• [INSTRUCTION]: Retype all of the entries word for word.

Data entries for graphics:
┌────────

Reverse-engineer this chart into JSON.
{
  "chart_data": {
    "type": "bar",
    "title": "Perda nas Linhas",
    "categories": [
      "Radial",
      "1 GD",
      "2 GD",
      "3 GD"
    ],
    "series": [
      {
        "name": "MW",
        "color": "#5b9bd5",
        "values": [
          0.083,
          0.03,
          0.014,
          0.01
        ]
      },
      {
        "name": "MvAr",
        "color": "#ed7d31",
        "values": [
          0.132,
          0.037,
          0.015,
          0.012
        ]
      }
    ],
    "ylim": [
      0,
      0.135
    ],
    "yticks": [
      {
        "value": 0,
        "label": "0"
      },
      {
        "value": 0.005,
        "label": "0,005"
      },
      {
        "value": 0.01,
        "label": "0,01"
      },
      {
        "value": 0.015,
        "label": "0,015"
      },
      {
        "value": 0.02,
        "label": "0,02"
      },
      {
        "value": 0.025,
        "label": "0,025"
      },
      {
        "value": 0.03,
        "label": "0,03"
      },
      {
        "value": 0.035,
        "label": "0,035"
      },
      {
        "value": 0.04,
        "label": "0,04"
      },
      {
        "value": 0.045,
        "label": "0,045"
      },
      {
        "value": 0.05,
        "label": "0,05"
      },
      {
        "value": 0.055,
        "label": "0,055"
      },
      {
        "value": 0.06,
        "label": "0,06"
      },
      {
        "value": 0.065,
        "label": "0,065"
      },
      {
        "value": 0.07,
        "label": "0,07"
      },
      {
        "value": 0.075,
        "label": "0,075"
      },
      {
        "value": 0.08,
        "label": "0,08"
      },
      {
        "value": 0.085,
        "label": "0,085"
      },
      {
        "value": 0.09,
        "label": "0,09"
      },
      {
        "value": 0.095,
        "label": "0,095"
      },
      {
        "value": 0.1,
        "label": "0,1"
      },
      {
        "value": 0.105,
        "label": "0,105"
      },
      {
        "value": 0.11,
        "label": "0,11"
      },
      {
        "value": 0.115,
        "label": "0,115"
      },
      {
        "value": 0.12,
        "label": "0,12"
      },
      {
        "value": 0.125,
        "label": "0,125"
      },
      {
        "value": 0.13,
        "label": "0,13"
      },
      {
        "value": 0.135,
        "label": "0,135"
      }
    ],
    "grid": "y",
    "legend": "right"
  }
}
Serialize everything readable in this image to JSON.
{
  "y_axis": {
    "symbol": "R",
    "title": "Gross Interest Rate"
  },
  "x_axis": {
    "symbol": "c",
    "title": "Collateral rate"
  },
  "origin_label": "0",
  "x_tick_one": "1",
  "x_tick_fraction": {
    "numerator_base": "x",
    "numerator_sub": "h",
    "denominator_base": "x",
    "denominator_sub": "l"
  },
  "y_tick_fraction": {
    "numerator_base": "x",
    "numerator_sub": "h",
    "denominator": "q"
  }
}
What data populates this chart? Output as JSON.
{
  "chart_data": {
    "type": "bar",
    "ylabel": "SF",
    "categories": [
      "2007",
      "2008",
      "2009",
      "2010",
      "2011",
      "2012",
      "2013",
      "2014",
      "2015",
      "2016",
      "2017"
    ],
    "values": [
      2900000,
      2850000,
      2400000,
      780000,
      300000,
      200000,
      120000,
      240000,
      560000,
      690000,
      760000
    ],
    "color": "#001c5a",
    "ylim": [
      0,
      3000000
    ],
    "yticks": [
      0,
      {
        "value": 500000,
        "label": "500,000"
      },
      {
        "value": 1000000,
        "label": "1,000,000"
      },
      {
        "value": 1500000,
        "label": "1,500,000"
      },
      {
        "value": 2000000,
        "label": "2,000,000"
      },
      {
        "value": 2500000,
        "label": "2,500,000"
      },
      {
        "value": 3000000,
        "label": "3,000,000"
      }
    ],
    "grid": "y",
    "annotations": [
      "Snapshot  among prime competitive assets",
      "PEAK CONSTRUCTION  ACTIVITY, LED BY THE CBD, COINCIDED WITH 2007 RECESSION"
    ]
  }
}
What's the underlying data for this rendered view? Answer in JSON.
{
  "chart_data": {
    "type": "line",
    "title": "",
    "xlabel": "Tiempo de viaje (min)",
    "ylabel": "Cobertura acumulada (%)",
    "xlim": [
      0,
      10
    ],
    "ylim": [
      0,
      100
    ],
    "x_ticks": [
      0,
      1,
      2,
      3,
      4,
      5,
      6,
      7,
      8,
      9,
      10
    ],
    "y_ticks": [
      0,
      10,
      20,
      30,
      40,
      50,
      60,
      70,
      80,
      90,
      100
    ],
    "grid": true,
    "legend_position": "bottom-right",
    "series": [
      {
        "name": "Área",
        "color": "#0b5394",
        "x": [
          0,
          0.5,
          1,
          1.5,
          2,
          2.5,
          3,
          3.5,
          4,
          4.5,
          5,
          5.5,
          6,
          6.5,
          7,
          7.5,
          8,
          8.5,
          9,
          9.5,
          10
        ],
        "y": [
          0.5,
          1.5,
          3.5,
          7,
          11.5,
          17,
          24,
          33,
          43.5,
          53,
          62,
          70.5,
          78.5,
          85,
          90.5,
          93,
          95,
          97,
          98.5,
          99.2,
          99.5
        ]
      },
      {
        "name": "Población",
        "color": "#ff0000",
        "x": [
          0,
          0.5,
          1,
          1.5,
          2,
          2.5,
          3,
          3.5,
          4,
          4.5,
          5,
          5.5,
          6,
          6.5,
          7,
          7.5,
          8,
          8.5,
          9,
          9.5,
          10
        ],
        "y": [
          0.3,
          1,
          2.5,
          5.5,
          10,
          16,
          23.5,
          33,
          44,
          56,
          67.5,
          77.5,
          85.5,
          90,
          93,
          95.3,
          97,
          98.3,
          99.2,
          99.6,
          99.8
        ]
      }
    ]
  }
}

└────────

• [SOLUTION FOR THIS TASK]:
Reverse-engineer this chart into JSON.
{
  "chart_data": {
    "type": "bar",
    "title": "Perda nas Linhas",
    "categories": [
      "Radial",
      "1 GD",
      "2 GD",
      "3 GD"
    ],
    "series": [
      {
        "name": "MW",
        "color": "#5b9bd5",
        "values": [
          0.083,
          0.03,
          0.014,
          0.01
        ]
      },
      {
        "name": "MvAr",
        "color": "#ed7d31",
        "values": [
          0.132,
          0.037,
          0.015,
          0.012
        ]
      }
    ],
    "ylim": [
      0,
      0.135
    ],
    "yticks": [
      {
        "value": 0,
        "label": "0"
      },
      {
        "value": 0.005,
        "label": "0,005"
      },
      {
        "value": 0.01,
        "label": "0,01"
      },
      {
        "value": 0.015,
        "label": "0,015"
      },
      {
        "value": 0.02,
        "label": "0,02"
      },
      {
        "value": 0.025,
        "label": "0,025"
      },
      {
        "value": 0.03,
        "label": "0,03"
      },
      {
        "value": 0.035,
        "label": "0,035"
      },
      {
        "value": 0.04,
        "label": "0,04"
      },
      {
        "value": 0.045,
        "label": "0,045"
      },
      {
        "value": 0.05,
        "label": "0,05"
      },
      {
        "value": 0.055,
        "label": "0,055"
      },
      {
        "value": 0.06,
        "label": "0,06"
      },
      {
        "value": 0.065,
        "label": "0,065"
      },
      {
        "value": 0.07,
        "label": "0,07"
      },
      {
        "value": 0.075,
        "label": "0,075"
      },
      {
        "value": 0.08,
        "label": "0,08"
      },
      {
        "value": 0.085,
        "label": "0,085"
      },
      {
        "value": 0.09,
        "label": "0,09"
      },
      {
        "value": 0.095,
        "label": "0,095"
      },
      {
        "value": 0.1,
        "label": "0,1"
      },
      {
        "value": 0.105,
        "label": "0,105"
      },
      {
        "value": 0.11,
        "label": "0,11"
      },
      {
        "value": 0.115,
        "label": "0,115"
      },
      {
        "value": 0.12,
        "label": "0,12"
      },
      {
        "value": 0.125,
        "label": "0,125"
      },
      {
        "value": 0.13,
        "label": "0,13"
      },
      {
        "value": 0.135,
        "label": "0,135"
      }
    ],
    "grid": "y",
    "legend": "right"
  }
}
Serialize everything readable in this image to JSON.
{
  "y_axis": {
    "symbol": "R",
    "title": "Gross Interest Rate"
  },
  "x_axis": {
    "symbol": "c",
    "title": "Collateral rate"
  },
  "origin_label": "0",
  "x_tick_one": "1",
  "x_tick_fraction": {
    "numerator_base": "x",
    "numerator_sub": "h",
    "denominator_base": "x",
    "denominator_sub": "l"
  },
  "y_tick_fraction": {
    "numerator_base": "x",
    "numerator_sub": "h",
    "denominator": "q"
  }
}
What data populates this chart? Output as JSON.
{
  "chart_data": {
    "type": "bar",
    "ylabel": "SF",
    "categories": [
      "2007",
      "2008",
      "2009",
      "2010",
      "2011",
      "2012",
      "2013",
      "2014",
      "2015",
      "2016",
      "2017"
    ],
    "values": [
      2900000,
      2850000,
      2400000,
      780000,
      300000,
      200000,
      120000,
      240000,
      560000,
      690000,
      760000
    ],
    "color": "#001c5a",
    "ylim": [
      0,
      3000000
    ],
    "yticks": [
      0,
      {
        "value": 500000,
        "label": "500,000"
      },
      {
        "value": 1000000,
        "label": "1,000,000"
      },
      {
        "value": 1500000,
        "label": "1,500,000"
      },
      {
        "value": 2000000,
        "label": "2,000,000"
      },
      {
        "value": 2500000,
        "label": "2,500,000"
      },
      {
        "value": 3000000,
        "label": "3,000,000"
      }
    ],
    "grid": "y",
    "annotations": [
      "Snapshot  among prime competitive assets",
      "PEAK CONSTRUCTION  ACTIVITY, LED BY THE CBD, COINCIDED WITH 2007 RECESSION"
    ]
  }
}
What's the underlying data for this rendered view? Answer in JSON.
{
  "chart_data": {
    "type": "line",
    "title": "",
    "xlabel": "Tiempo de viaje (min)",
    "ylabel": "Cobertura acumulada (%)",
    "xlim": [
      0,
      10
    ],
    "ylim": [
      0,
      100
    ],
    "x_ticks": [
      0,
      1,
      2,
      3,
      4,
      5,
      6,
      7,
      8,
      9,
      10
    ],
    "y_ticks": [
      0,
      10,
      20,
      30,
      40,
      50,
      60,
      70,
      80,
      90,
      100
    ],
    "grid": true,
    "legend_position": "bottom-right",
    "series": [
      {
        "name": "Área",
        "color": "#0b5394",
        "x": [
          0,
          0.5,
          1,
          1.5,
          2,
          2.5,
          3,
          3.5,
          4,
          4.5,
          5,
          5.5,
          6,
          6.5,
          7,
          7.5,
          8,
          8.5,
          9,
          9.5,
          10
        ],
        "y": [
          0.5,
          1.5,
          3.5,
          7,
          11.5,
          17,
          24,
          33,
          43.5,
          53,
          62,
          70.5,
          78.5,
          85,
          90.5,
          93,
          95,
          97,
          98.5,
          99.2,
          99.5
        ]
      },
      {
        "name": "Población",
        "color": "#ff0000",
        "x": [
          0,
          0.5,
          1,
          1.5,
          2,
          2.5,
          3,
          3.5,
          4,
          4.5,
          5,
          5.5,
          6,
          6.5,
          7,
          7.5,
          8,
          8.5,
          9,
          9.5,
          10
        ],
        "y": [
          0.3,
          1,
          2.5,
          5.5,
          10,
          16,
          23.5,
          33,
          44,
          56,
          67.5,
          77.5,
          85.5,
          90,
          93,
          95.3,
          97,
          98.3,
          99.2,
          99.6,
          99.8
        ]
      }
    ]
  }
}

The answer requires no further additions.